Exercise —
Quote the lines below from the one containing "Type out the text in this image." to the final line, both ends included; exclude the pictures.

Items —
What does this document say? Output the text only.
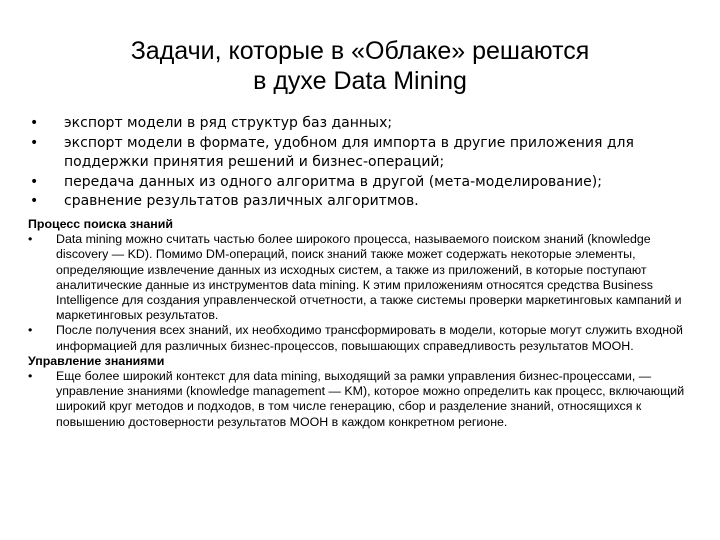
Задачи, которые в «Облаке» решаются
в духе Data Mining
• экспорт модели в ряд структур баз данных;
• экспорт модели в формате, удобном для импорта в другие приложения для поддержки принятия решений и бизнес-операций;
• передача данных из одного алгоритма в другой (мета-моделирование);
• сравнение результатов различных алгоритмов.
Процесс поиска знаний
• Data mining можно считать частью более широкого процесса, называемого поиском знаний (knowledge discovery — KD). Помимо DM-операций, поиск знаний также может содержать некоторые элементы, определяющие извлечение данных из исходных систем, а также из приложений, в которые поступают аналитические данные из инструментов data mining. К этим приложениям относятся средства Business Intelligence для создания управленческой отчетности, а также системы проверки маркетинговых кампаний и маркетинговых результатов.
• После получения всех знаний, их необходимо трансформировать в модели, которые могут служить входной информацией для различных бизнес-процессов, повышающих справедливость результатов МООН.
Управление знаниями
• Еще более широкий контекст для data mining, выходящий за рамки управления бизнес-процессами, — управление знаниями (knowledge management — KM), которое можно определить как процесс, включающий широкий круг методов и подходов, в том числе генерацию, сбор и разделение знаний, относящихся к повышению достоверности результатов МООН в каждом конкретном регионе.
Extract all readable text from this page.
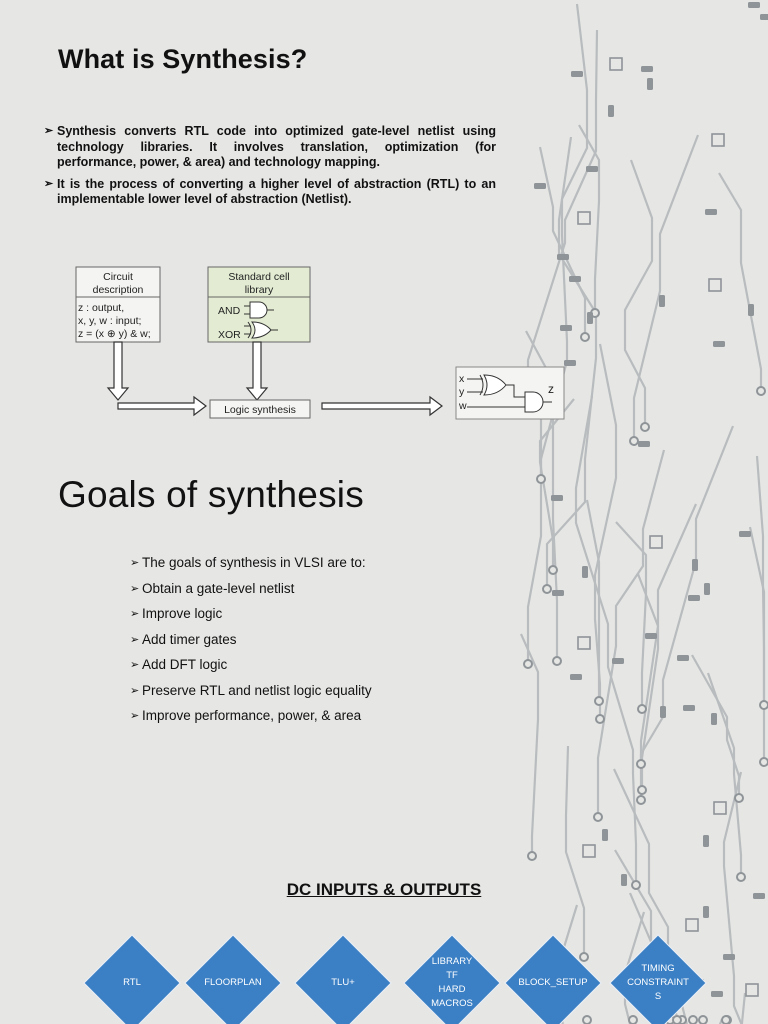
What is Synthesis?
➢ Synthesis converts RTL code into optimized gate-level netlist using technology libraries. It involves translation, optimization (for performance, power, & area) and technology mapping.
➢ It is the process of converting a higher level of abstraction (RTL) to an implementable lower level of abstraction (Netlist).
Circuit
description
z : output,
x, y, w : input;
z = (x ⊕ y) & w;
Standard cell
library
AND
XOR
Logic synthesis
x
y
w
z
Goals of synthesis
➢ The goals of synthesis in VLSI are to:
➢ Obtain a gate-level netlist
➢ Improve logic
➢ Add timer gates
➢ Add DFT logic
➢ Preserve RTL and netlist logic equality
➢ Improve performance, power, & area
DC INPUTS & OUTPUTS
RTL	FLOORPLAN	TLU+
LIBRARY
TF
HARD
MACROS
BLOCK_SETUP
TIMING
CONSTRAINT
S
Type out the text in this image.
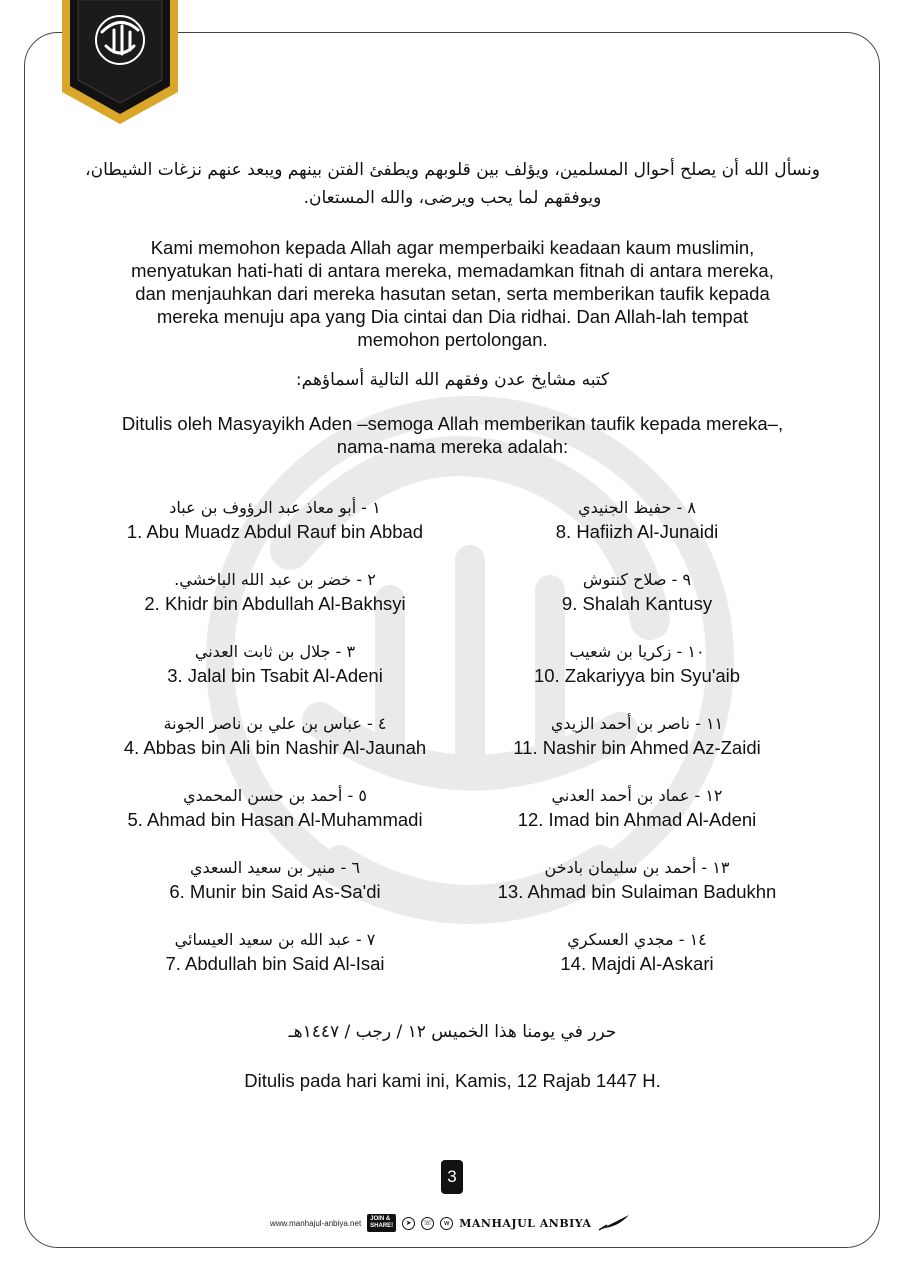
ونسأل الله أن يصلح أحوال المسلمين، ويؤلف بين قلوبهم ويطفئ الفتن بينهم ويبعد عنهم نزغات الشيطان، ويوفقهم لما يحب ويرضى، والله المستعان.
Kami memohon kepada Allah agar memperbaiki keadaan kaum muslimin, menyatukan hati-hati di antara mereka, memadamkan fitnah di antara mereka, dan menjauhkan dari mereka hasutan setan, serta memberikan taufik kepada mereka menuju apa yang Dia cintai dan Dia ridhai. Dan Allah-lah tempat memohon pertolongan.
كتبه مشايخ عدن وفقهم الله التالية أسماؤهم:
Ditulis oleh Masyayikh Aden –semoga Allah memberikan taufik kepada mereka–, nama-nama mereka adalah:
١ - أبو معاذ عبد الرؤوف بن عباد
1. Abu Muadz Abdul Rauf bin Abbad
٢ - خضر بن عبد الله الباخشي.
2. Khidr bin Abdullah Al-Bakhsyi
٣ - جلال بن ثابت العدني
3. Jalal bin Tsabit Al-Adeni
٤ - عباس بن علي بن ناصر الجونة
4. Abbas bin Ali bin Nashir Al-Jaunah
٥ - أحمد بن حسن المحمدي
5. Ahmad bin Hasan Al-Muhammadi
٦ - منير بن سعيد السعدي
6. Munir bin Said As-Sa'di
٧ - عبد الله بن سعيد العيسائي
7. Abdullah bin Said Al-Isai
٨ - حفيظ الجنيدي
8. Hafiizh Al-Junaidi
٩ - صلاح كنتوش
9. Shalah Kantusy
١٠ - زكريا بن شعيب
10. Zakariyya bin Syu'aib
١١ - ناصر بن أحمد الزيدي
11. Nashir bin Ahmed Az-Zaidi
١٢ - عماد بن أحمد العدني
12. Imad bin Ahmad Al-Adeni
١٣ - أحمد بن سليمان بادخن
13. Ahmad bin Sulaiman Badukhn
١٤ - مجدي العسكري
14. Majdi Al-Askari
حرر في يومنا هذا الخميس ١٢ / رجب / ١٤٤٧هـ
Ditulis pada hari kami ini, Kamis, 12 Rajab 1447 H.
3
www.manhajul-anbiya.net	JOIN &
SHARE!	➤	☏	w MANHAJUL ANBIYA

Written answer —
Type out the text in this image.
ونسأل الله أن يصلح أحوال المسلمين، ويؤلف بين قلوبهم ويطفئ الفتن بينهم ويبعد عنهم نزغات الشيطان، ويوفقهم لما يحب ويرضى، والله المستعان.
Kami memohon kepada Allah agar memperbaiki keadaan kaum muslimin, menyatukan hati-hati di antara mereka, memadamkan fitnah di antara mereka, dan menjauhkan dari mereka hasutan setan, serta memberikan taufik kepada mereka menuju apa yang Dia cintai dan Dia ridhai. Dan Allah-lah tempat memohon pertolongan.
كتبه مشايخ عدن وفقهم الله التالية أسماؤهم:
Ditulis oleh Masyayikh Aden –semoga Allah memberikan taufik kepada mereka–, nama-nama mereka adalah:
١ - أبو معاذ عبد الرؤوف بن عباد
1. Abu Muadz Abdul Rauf bin Abbad
٢ - خضر بن عبد الله الباخشي.
2. Khidr bin Abdullah Al-Bakhsyi
٣ - جلال بن ثابت العدني
3. Jalal bin Tsabit Al-Adeni
٤ - عباس بن علي بن ناصر الجونة
4. Abbas bin Ali bin Nashir Al-Jaunah
٥ - أحمد بن حسن المحمدي
5. Ahmad bin Hasan Al-Muhammadi
٦ - منير بن سعيد السعدي
6. Munir bin Said As-Sa'di
٧ - عبد الله بن سعيد العيسائي
7. Abdullah bin Said Al-Isai
٨ - حفيظ الجنيدي
8. Hafiizh Al-Junaidi
٩ - صلاح كنتوش
9. Shalah Kantusy
١٠ - زكريا بن شعيب
10. Zakariyya bin Syu'aib
١١ - ناصر بن أحمد الزيدي
11. Nashir bin Ahmed Az-Zaidi
١٢ - عماد بن أحمد العدني
12. Imad bin Ahmad Al-Adeni
١٣ - أحمد بن سليمان بادخن
13. Ahmad bin Sulaiman Badukhn
١٤ - مجدي العسكري
14. Majdi Al-Askari
حرر في يومنا هذا الخميس ١٢ / رجب / ١٤٤٧هـ
Ditulis pada hari kami ini, Kamis, 12 Rajab 1447 H.
3
www.manhajul-anbiya.net	JOIN &
SHARE!	➤	☏	w MANHAJUL ANBIYA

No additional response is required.